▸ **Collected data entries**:
- - -
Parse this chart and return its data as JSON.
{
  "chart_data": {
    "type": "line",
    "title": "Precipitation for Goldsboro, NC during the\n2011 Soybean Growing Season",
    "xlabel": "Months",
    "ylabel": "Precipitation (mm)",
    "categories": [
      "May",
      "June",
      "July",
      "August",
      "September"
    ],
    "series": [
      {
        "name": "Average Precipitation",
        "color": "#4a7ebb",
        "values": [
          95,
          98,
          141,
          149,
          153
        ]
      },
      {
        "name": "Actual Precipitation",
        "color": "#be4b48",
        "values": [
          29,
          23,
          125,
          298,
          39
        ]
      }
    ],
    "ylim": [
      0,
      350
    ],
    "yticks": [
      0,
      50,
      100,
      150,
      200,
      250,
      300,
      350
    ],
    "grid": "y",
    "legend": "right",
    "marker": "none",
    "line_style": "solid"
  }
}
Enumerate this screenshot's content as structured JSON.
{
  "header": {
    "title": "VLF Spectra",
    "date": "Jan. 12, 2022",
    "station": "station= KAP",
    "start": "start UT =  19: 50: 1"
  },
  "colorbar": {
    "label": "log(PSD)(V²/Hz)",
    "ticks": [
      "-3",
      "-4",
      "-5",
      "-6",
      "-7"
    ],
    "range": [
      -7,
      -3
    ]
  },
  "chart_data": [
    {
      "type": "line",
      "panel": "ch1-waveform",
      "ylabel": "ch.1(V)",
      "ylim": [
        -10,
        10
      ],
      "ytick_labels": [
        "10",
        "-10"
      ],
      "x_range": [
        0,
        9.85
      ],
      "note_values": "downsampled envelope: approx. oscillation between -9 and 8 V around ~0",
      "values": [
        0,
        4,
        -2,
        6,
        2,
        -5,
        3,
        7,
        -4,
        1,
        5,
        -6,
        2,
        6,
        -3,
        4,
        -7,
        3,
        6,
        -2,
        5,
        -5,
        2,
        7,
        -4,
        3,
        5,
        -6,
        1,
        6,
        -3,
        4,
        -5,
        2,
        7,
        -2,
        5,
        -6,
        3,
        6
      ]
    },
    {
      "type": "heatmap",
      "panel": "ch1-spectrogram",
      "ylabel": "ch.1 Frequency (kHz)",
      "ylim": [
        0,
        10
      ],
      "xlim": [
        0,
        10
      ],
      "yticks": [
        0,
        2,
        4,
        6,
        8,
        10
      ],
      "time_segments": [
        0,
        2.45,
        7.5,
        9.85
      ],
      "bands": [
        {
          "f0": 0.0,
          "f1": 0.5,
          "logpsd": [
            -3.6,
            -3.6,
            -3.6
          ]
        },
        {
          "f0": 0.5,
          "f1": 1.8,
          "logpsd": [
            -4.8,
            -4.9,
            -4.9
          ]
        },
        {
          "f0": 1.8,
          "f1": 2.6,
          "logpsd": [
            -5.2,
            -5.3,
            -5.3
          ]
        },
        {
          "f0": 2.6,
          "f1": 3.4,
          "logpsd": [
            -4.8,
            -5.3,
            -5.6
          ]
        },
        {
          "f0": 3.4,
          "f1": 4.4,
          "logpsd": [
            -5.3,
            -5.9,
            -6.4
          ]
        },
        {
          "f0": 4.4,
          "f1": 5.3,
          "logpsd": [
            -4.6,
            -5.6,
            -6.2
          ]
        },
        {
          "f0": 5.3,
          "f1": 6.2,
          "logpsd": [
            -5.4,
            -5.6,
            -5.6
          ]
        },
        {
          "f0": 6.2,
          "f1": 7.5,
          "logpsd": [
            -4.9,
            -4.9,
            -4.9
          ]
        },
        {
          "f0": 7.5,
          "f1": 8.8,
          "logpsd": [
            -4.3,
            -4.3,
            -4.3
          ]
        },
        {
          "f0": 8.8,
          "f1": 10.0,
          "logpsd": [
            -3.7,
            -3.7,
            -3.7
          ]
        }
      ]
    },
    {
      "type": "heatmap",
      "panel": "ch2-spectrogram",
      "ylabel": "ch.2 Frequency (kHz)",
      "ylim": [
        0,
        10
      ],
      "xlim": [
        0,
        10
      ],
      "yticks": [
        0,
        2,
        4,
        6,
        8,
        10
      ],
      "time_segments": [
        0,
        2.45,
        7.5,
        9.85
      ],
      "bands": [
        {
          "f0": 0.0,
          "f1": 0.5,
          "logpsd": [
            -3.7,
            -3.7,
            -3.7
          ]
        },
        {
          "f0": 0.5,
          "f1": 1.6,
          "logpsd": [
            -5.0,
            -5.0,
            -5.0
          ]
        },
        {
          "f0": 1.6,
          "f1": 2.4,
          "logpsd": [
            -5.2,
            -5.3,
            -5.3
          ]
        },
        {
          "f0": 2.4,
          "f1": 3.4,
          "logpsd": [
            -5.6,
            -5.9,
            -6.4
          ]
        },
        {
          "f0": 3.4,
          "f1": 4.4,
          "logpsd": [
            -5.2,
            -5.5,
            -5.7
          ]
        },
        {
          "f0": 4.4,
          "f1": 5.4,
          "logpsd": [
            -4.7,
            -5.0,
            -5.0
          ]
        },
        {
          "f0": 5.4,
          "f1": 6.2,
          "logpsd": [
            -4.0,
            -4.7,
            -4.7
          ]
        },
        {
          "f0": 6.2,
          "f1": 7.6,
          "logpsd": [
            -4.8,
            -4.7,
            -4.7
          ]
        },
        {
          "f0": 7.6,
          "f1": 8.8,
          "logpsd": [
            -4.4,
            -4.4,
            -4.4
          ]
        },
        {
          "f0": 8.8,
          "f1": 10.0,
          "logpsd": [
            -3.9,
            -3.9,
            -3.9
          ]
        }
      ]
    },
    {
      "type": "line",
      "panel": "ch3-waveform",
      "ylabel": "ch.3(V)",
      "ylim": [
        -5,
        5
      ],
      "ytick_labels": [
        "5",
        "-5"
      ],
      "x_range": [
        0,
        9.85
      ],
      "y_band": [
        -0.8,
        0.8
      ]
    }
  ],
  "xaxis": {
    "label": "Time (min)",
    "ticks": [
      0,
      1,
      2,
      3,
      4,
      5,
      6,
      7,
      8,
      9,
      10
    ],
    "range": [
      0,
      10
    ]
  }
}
- - -
▸ **TASK DETAILS**:
Count the lines in the records above that hold the word "JSON", and give only that number.

▸ **SOLUTION FOR THIS EXERCISE**:
2